Stated goal: Leave out pictures; repeat exactly the lines from the "Transcribe this image's" line through the last of the data below.

☆ ☆ ☆ ☆ ☆ ☆ ☆

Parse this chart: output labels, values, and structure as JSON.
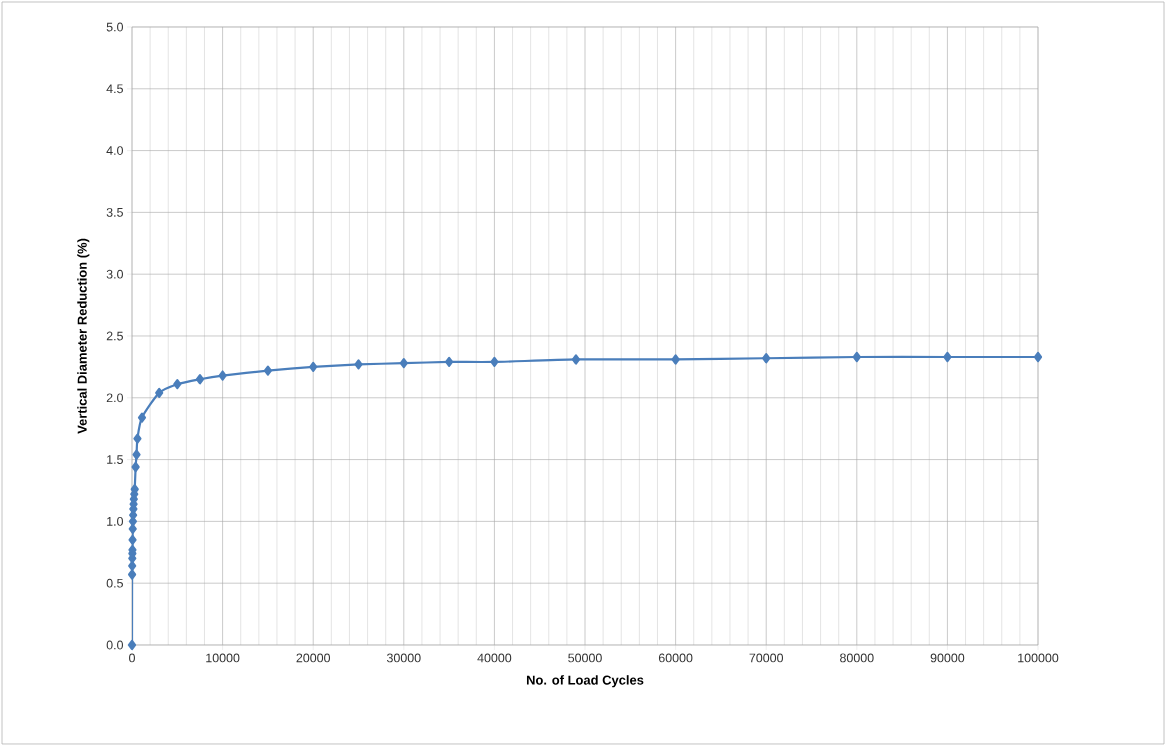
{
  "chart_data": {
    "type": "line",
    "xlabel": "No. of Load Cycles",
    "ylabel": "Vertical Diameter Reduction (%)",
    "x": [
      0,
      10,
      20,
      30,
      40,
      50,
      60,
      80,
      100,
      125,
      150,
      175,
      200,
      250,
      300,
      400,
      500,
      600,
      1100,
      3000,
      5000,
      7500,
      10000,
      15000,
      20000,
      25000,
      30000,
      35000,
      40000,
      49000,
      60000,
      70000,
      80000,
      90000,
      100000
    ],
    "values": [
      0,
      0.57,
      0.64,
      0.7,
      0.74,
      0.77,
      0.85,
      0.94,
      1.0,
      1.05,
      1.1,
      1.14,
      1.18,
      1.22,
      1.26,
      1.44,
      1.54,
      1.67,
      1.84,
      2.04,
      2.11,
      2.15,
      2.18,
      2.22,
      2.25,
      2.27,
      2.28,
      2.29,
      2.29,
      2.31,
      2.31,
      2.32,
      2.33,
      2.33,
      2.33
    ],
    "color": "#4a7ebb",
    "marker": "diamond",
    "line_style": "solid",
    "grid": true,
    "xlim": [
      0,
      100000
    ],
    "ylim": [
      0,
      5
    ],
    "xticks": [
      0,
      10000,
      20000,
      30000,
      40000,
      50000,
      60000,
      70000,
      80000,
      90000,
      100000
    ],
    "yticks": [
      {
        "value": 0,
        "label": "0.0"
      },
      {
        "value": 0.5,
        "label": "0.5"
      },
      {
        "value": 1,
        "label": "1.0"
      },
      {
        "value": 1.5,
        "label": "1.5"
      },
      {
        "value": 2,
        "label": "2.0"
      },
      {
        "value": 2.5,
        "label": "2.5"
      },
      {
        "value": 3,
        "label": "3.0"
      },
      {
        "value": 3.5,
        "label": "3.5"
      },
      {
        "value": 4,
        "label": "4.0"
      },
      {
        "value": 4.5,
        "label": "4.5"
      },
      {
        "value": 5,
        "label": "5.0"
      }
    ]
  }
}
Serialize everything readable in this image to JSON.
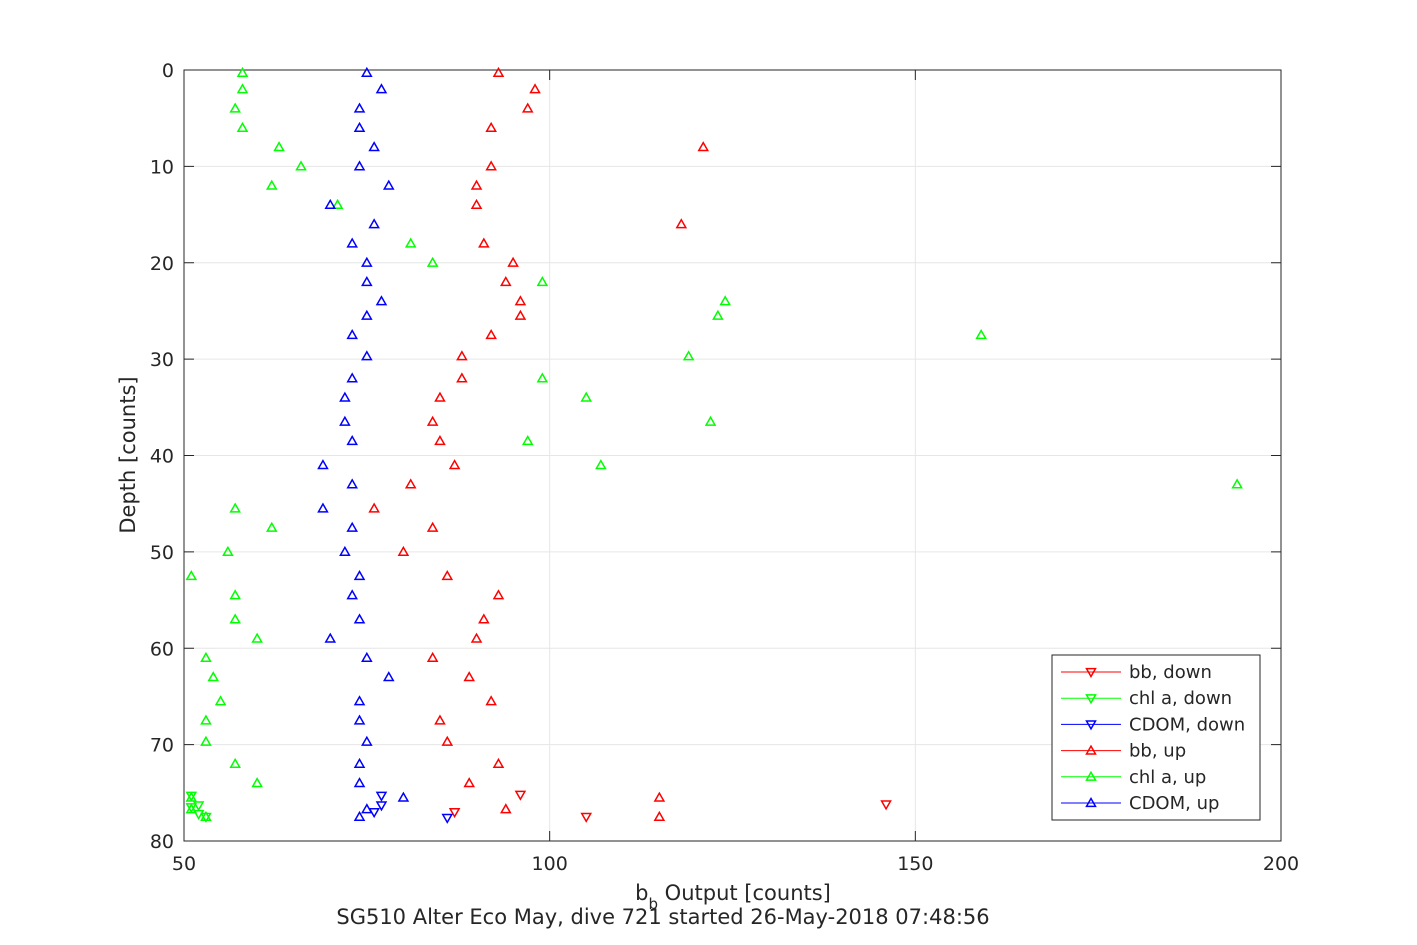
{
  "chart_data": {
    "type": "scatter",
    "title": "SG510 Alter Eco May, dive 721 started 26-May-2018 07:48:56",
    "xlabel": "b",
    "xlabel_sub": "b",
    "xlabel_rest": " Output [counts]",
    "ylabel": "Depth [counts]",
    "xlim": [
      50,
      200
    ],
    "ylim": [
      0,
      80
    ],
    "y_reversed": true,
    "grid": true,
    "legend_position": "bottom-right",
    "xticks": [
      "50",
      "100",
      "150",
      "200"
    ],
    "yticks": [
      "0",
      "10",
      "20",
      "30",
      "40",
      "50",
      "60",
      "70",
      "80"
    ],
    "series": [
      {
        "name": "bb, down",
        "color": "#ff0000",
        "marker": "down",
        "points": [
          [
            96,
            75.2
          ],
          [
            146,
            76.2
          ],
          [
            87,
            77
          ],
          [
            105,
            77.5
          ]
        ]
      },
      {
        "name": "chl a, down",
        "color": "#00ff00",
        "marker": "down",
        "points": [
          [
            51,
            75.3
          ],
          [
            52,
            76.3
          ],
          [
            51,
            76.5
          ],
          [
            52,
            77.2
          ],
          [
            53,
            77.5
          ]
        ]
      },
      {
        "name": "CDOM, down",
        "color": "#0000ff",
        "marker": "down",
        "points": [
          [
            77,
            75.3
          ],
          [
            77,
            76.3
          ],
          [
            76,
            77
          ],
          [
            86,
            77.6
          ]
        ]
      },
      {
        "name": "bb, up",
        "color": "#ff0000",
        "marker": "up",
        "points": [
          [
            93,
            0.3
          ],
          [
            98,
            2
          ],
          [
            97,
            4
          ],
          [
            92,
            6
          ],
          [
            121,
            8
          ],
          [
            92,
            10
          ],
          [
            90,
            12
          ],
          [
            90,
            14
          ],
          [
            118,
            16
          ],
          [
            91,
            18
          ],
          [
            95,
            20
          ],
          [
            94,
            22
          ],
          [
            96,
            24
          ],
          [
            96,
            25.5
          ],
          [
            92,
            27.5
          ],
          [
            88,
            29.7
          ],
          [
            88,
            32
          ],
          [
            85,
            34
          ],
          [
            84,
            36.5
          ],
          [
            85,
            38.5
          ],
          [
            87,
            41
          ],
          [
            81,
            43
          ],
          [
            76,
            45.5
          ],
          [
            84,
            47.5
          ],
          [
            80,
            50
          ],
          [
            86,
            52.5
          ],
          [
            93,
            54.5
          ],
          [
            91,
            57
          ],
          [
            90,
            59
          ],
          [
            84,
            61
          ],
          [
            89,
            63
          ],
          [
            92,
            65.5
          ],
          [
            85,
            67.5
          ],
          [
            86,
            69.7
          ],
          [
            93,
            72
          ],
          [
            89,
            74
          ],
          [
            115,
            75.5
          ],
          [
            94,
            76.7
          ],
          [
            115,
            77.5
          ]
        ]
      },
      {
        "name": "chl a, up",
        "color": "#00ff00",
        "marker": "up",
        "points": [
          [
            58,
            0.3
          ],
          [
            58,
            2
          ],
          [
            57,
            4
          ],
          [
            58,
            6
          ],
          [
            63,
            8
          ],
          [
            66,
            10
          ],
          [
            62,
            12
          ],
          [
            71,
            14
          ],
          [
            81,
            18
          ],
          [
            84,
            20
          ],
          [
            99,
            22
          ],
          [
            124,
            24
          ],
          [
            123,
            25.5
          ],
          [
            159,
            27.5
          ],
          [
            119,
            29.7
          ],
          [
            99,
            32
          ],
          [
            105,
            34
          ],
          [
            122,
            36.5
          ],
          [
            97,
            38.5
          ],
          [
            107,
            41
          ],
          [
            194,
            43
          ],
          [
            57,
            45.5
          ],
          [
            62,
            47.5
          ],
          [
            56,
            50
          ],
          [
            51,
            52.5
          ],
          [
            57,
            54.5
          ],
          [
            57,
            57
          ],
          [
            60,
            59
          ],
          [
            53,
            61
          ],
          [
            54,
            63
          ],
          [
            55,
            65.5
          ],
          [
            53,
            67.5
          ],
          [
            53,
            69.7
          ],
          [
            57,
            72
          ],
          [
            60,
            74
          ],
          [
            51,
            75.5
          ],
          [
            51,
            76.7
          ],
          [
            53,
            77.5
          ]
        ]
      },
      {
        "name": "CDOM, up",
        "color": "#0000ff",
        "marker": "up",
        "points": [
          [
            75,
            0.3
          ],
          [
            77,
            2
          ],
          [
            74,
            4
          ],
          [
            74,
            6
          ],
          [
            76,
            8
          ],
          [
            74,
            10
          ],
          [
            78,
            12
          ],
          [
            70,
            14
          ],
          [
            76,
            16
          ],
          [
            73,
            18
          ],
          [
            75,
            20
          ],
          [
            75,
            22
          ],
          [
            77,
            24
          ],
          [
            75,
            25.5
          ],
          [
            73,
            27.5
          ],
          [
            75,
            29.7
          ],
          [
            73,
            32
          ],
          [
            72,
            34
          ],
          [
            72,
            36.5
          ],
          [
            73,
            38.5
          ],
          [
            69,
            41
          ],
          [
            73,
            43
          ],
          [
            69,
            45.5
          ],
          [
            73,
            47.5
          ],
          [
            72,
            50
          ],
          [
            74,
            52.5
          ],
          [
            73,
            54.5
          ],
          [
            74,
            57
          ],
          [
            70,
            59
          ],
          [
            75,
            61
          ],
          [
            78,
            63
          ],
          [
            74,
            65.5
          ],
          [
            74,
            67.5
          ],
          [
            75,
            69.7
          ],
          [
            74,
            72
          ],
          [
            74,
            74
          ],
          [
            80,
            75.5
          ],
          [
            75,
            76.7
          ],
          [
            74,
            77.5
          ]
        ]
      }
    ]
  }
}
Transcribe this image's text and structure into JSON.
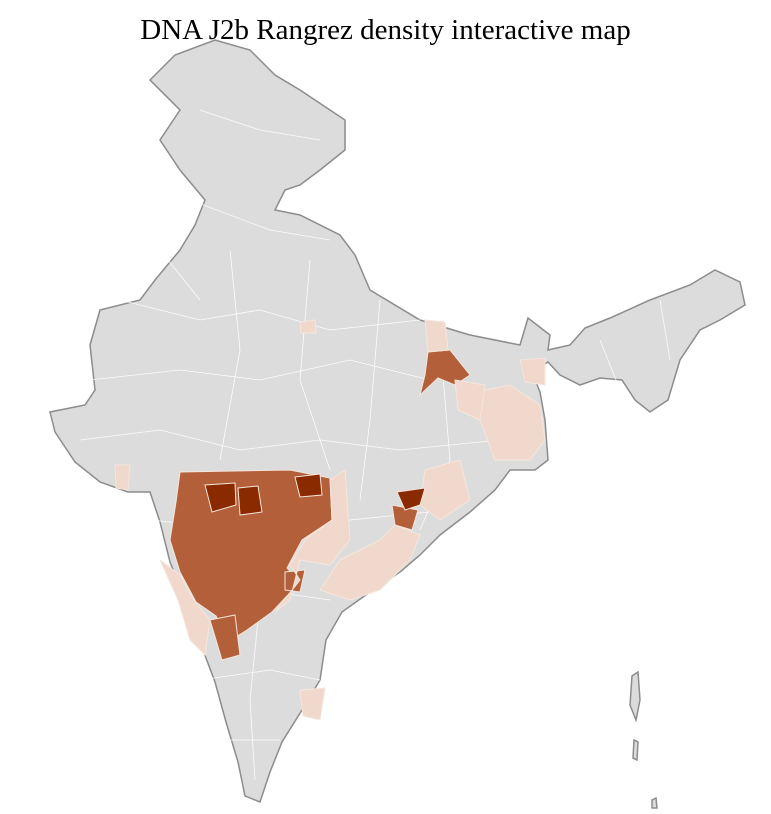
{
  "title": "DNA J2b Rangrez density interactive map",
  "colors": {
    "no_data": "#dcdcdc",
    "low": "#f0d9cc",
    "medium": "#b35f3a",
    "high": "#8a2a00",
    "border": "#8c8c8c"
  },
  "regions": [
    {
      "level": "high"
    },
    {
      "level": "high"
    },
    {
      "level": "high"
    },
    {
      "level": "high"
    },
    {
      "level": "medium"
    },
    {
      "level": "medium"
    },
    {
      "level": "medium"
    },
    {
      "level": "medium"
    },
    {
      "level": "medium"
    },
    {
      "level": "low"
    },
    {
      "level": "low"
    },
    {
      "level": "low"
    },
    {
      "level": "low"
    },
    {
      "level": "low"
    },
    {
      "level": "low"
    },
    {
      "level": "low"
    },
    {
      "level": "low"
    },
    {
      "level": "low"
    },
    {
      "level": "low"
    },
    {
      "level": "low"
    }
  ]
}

☆ ☆ ☆ ☆ ☆ ☆ ☆

Response below:
Transcribe this image's text and structure into JSON.
{
  "title": "DNA J2b Rangrez density interactive map",
  "colors": {
    "no_data": "#dcdcdc",
    "low": "#f0d9cc",
    "medium": "#b35f3a",
    "high": "#8a2a00",
    "border": "#8c8c8c"
  },
  "regions": [
    {
      "level": "high"
    },
    {
      "level": "high"
    },
    {
      "level": "high"
    },
    {
      "level": "high"
    },
    {
      "level": "medium"
    },
    {
      "level": "medium"
    },
    {
      "level": "medium"
    },
    {
      "level": "medium"
    },
    {
      "level": "medium"
    },
    {
      "level": "low"
    },
    {
      "level": "low"
    },
    {
      "level": "low"
    },
    {
      "level": "low"
    },
    {
      "level": "low"
    },
    {
      "level": "low"
    },
    {
      "level": "low"
    },
    {
      "level": "low"
    },
    {
      "level": "low"
    },
    {
      "level": "low"
    },
    {
      "level": "low"
    }
  ]
}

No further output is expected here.